**Task goal:** The records that follow should be retyped word for word.

Begin Material provided

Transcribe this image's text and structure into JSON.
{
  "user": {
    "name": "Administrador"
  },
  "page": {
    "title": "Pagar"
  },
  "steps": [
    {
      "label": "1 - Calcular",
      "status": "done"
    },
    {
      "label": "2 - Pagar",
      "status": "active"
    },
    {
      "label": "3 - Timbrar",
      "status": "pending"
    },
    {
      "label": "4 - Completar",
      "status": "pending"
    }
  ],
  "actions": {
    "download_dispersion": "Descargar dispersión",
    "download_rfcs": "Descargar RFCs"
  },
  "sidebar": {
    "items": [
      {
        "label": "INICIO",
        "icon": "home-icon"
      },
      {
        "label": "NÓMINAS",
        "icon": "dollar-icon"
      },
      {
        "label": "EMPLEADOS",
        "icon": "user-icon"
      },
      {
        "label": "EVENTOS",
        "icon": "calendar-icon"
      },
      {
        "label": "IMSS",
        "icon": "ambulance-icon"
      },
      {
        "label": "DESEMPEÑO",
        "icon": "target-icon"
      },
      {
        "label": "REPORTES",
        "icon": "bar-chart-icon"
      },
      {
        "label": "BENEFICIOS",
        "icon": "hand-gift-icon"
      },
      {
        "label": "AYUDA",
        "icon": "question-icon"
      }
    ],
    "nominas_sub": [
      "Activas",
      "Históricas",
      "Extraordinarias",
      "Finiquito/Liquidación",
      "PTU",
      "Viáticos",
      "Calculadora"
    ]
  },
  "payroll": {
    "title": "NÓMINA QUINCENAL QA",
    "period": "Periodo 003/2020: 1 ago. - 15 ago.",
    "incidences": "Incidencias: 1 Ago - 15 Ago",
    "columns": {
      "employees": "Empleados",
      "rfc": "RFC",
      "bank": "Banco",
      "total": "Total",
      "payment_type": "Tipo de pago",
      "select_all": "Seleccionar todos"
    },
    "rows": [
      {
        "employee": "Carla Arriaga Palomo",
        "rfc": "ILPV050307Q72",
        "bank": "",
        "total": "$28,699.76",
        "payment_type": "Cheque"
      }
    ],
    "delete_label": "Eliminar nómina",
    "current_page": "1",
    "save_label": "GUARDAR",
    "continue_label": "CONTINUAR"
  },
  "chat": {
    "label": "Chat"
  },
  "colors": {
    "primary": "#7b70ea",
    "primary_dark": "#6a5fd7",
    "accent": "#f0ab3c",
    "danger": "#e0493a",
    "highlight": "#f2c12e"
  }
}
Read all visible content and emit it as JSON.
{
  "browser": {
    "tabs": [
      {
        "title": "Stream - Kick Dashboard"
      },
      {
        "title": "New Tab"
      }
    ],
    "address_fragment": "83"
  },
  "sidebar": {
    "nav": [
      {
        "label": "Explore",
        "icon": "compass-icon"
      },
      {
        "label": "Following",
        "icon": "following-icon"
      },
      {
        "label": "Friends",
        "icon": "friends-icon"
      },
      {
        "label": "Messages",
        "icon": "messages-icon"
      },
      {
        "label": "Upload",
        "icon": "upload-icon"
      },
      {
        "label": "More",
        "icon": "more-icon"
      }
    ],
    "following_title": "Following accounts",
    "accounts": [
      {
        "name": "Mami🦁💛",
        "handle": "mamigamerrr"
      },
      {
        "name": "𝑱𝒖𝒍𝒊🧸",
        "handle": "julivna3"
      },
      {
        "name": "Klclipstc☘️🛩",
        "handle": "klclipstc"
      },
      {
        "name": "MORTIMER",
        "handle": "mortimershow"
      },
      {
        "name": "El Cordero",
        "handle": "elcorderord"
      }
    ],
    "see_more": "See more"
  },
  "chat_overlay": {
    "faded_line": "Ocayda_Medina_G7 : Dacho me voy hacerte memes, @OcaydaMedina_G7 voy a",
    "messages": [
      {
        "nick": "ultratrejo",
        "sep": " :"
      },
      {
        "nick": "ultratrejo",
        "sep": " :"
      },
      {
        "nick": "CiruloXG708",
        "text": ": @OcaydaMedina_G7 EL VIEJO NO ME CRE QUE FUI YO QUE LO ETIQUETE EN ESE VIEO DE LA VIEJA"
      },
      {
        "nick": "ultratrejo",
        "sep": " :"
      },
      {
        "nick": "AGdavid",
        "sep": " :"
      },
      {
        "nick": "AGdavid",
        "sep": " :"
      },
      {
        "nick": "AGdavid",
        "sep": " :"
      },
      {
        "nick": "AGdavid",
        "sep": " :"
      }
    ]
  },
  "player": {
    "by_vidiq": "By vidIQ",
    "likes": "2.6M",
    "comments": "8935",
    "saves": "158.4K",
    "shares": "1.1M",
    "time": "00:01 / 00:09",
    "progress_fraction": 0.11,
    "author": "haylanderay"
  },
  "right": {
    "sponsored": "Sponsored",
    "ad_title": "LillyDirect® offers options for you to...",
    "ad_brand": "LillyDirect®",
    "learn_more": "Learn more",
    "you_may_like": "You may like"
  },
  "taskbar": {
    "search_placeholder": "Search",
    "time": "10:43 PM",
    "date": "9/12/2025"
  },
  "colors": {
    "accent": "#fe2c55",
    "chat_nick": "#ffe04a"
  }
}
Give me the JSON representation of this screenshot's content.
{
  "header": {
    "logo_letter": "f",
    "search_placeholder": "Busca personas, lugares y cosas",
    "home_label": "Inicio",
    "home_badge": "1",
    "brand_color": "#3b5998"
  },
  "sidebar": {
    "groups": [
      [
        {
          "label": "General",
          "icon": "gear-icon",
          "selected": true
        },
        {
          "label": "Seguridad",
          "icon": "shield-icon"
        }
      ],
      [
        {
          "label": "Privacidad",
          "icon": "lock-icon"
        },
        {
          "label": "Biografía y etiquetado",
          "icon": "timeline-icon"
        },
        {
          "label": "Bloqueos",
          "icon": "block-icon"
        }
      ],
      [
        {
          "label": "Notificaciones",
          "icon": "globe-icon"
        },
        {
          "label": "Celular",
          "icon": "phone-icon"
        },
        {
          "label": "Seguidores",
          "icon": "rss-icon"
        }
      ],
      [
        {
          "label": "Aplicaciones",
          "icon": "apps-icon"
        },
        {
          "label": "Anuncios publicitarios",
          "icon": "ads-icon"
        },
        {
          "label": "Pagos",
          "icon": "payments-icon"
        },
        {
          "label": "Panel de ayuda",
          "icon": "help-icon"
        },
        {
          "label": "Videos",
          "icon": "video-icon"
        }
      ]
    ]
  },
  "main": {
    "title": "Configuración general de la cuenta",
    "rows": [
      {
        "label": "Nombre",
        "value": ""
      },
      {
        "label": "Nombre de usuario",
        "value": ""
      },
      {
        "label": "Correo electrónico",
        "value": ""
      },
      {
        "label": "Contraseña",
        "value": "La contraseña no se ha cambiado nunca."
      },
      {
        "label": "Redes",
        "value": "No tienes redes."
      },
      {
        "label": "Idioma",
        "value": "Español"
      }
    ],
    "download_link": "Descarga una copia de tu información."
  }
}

End Material provided

**Solution for this task:**
Transcribe this image's text and structure into JSON.
{
  "user": {
    "name": "Administrador"
  },
  "page": {
    "title": "Pagar"
  },
  "steps": [
    {
      "label": "1 - Calcular",
      "status": "done"
    },
    {
      "label": "2 - Pagar",
      "status": "active"
    },
    {
      "label": "3 - Timbrar",
      "status": "pending"
    },
    {
      "label": "4 - Completar",
      "status": "pending"
    }
  ],
  "actions": {
    "download_dispersion": "Descargar dispersión",
    "download_rfcs": "Descargar RFCs"
  },
  "sidebar": {
    "items": [
      {
        "label": "INICIO",
        "icon": "home-icon"
      },
      {
        "label": "NÓMINAS",
        "icon": "dollar-icon"
      },
      {
        "label": "EMPLEADOS",
        "icon": "user-icon"
      },
      {
        "label": "EVENTOS",
        "icon": "calendar-icon"
      },
      {
        "label": "IMSS",
        "icon": "ambulance-icon"
      },
      {
        "label": "DESEMPEÑO",
        "icon": "target-icon"
      },
      {
        "label": "REPORTES",
        "icon": "bar-chart-icon"
      },
      {
        "label": "BENEFICIOS",
        "icon": "hand-gift-icon"
      },
      {
        "label": "AYUDA",
        "icon": "question-icon"
      }
    ],
    "nominas_sub": [
      "Activas",
      "Históricas",
      "Extraordinarias",
      "Finiquito/Liquidación",
      "PTU",
      "Viáticos",
      "Calculadora"
    ]
  },
  "payroll": {
    "title": "NÓMINA QUINCENAL QA",
    "period": "Periodo 003/2020: 1 ago. - 15 ago.",
    "incidences": "Incidencias: 1 Ago - 15 Ago",
    "columns": {
      "employees": "Empleados",
      "rfc": "RFC",
      "bank": "Banco",
      "total": "Total",
      "payment_type": "Tipo de pago",
      "select_all": "Seleccionar todos"
    },
    "rows": [
      {
        "employee": "Carla Arriaga Palomo",
        "rfc": "ILPV050307Q72",
        "bank": "",
        "total": "$28,699.76",
        "payment_type": "Cheque"
      }
    ],
    "delete_label": "Eliminar nómina",
    "current_page": "1",
    "save_label": "GUARDAR",
    "continue_label": "CONTINUAR"
  },
  "chat": {
    "label": "Chat"
  },
  "colors": {
    "primary": "#7b70ea",
    "primary_dark": "#6a5fd7",
    "accent": "#f0ab3c",
    "danger": "#e0493a",
    "highlight": "#f2c12e"
  }
}
Read all visible content and emit it as JSON.
{
  "browser": {
    "tabs": [
      {
        "title": "Stream - Kick Dashboard"
      },
      {
        "title": "New Tab"
      }
    ],
    "address_fragment": "83"
  },
  "sidebar": {
    "nav": [
      {
        "label": "Explore",
        "icon": "compass-icon"
      },
      {
        "label": "Following",
        "icon": "following-icon"
      },
      {
        "label": "Friends",
        "icon": "friends-icon"
      },
      {
        "label": "Messages",
        "icon": "messages-icon"
      },
      {
        "label": "Upload",
        "icon": "upload-icon"
      },
      {
        "label": "More",
        "icon": "more-icon"
      }
    ],
    "following_title": "Following accounts",
    "accounts": [
      {
        "name": "Mami🦁💛",
        "handle": "mamigamerrr"
      },
      {
        "name": "𝑱𝒖𝒍𝒊🧸",
        "handle": "julivna3"
      },
      {
        "name": "Klclipstc☘️🛩",
        "handle": "klclipstc"
      },
      {
        "name": "MORTIMER",
        "handle": "mortimershow"
      },
      {
        "name": "El Cordero",
        "handle": "elcorderord"
      }
    ],
    "see_more": "See more"
  },
  "chat_overlay": {
    "faded_line": "Ocayda_Medina_G7 : Dacho me voy hacerte memes, @OcaydaMedina_G7 voy a",
    "messages": [
      {
        "nick": "ultratrejo",
        "sep": " :"
      },
      {
        "nick": "ultratrejo",
        "sep": " :"
      },
      {
        "nick": "CiruloXG708",
        "text": ": @OcaydaMedina_G7 EL VIEJO NO ME CRE QUE FUI YO QUE LO ETIQUETE EN ESE VIEO DE LA VIEJA"
      },
      {
        "nick": "ultratrejo",
        "sep": " :"
      },
      {
        "nick": "AGdavid",
        "sep": " :"
      },
      {
        "nick": "AGdavid",
        "sep": " :"
      },
      {
        "nick": "AGdavid",
        "sep": " :"
      },
      {
        "nick": "AGdavid",
        "sep": " :"
      }
    ]
  },
  "player": {
    "by_vidiq": "By vidIQ",
    "likes": "2.6M",
    "comments": "8935",
    "saves": "158.4K",
    "shares": "1.1M",
    "time": "00:01 / 00:09",
    "progress_fraction": 0.11,
    "author": "haylanderay"
  },
  "right": {
    "sponsored": "Sponsored",
    "ad_title": "LillyDirect® offers options for you to...",
    "ad_brand": "LillyDirect®",
    "learn_more": "Learn more",
    "you_may_like": "You may like"
  },
  "taskbar": {
    "search_placeholder": "Search",
    "time": "10:43 PM",
    "date": "9/12/2025"
  },
  "colors": {
    "accent": "#fe2c55",
    "chat_nick": "#ffe04a"
  }
}
Give me the JSON representation of this screenshot's content.
{
  "header": {
    "logo_letter": "f",
    "search_placeholder": "Busca personas, lugares y cosas",
    "home_label": "Inicio",
    "home_badge": "1",
    "brand_color": "#3b5998"
  },
  "sidebar": {
    "groups": [
      [
        {
          "label": "General",
          "icon": "gear-icon",
          "selected": true
        },
        {
          "label": "Seguridad",
          "icon": "shield-icon"
        }
      ],
      [
        {
          "label": "Privacidad",
          "icon": "lock-icon"
        },
        {
          "label": "Biografía y etiquetado",
          "icon": "timeline-icon"
        },
        {
          "label": "Bloqueos",
          "icon": "block-icon"
        }
      ],
      [
        {
          "label": "Notificaciones",
          "icon": "globe-icon"
        },
        {
          "label": "Celular",
          "icon": "phone-icon"
        },
        {
          "label": "Seguidores",
          "icon": "rss-icon"
        }
      ],
      [
        {
          "label": "Aplicaciones",
          "icon": "apps-icon"
        },
        {
          "label": "Anuncios publicitarios",
          "icon": "ads-icon"
        },
        {
          "label": "Pagos",
          "icon": "payments-icon"
        },
        {
          "label": "Panel de ayuda",
          "icon": "help-icon"
        },
        {
          "label": "Videos",
          "icon": "video-icon"
        }
      ]
    ]
  },
  "main": {
    "title": "Configuración general de la cuenta",
    "rows": [
      {
        "label": "Nombre",
        "value": ""
      },
      {
        "label": "Nombre de usuario",
        "value": ""
      },
      {
        "label": "Correo electrónico",
        "value": ""
      },
      {
        "label": "Contraseña",
        "value": "La contraseña no se ha cambiado nunca."
      },
      {
        "label": "Redes",
        "value": "No tienes redes."
      },
      {
        "label": "Idioma",
        "value": "Español"
      }
    ],
    "download_link": "Descarga una copia de tu información."
  }
}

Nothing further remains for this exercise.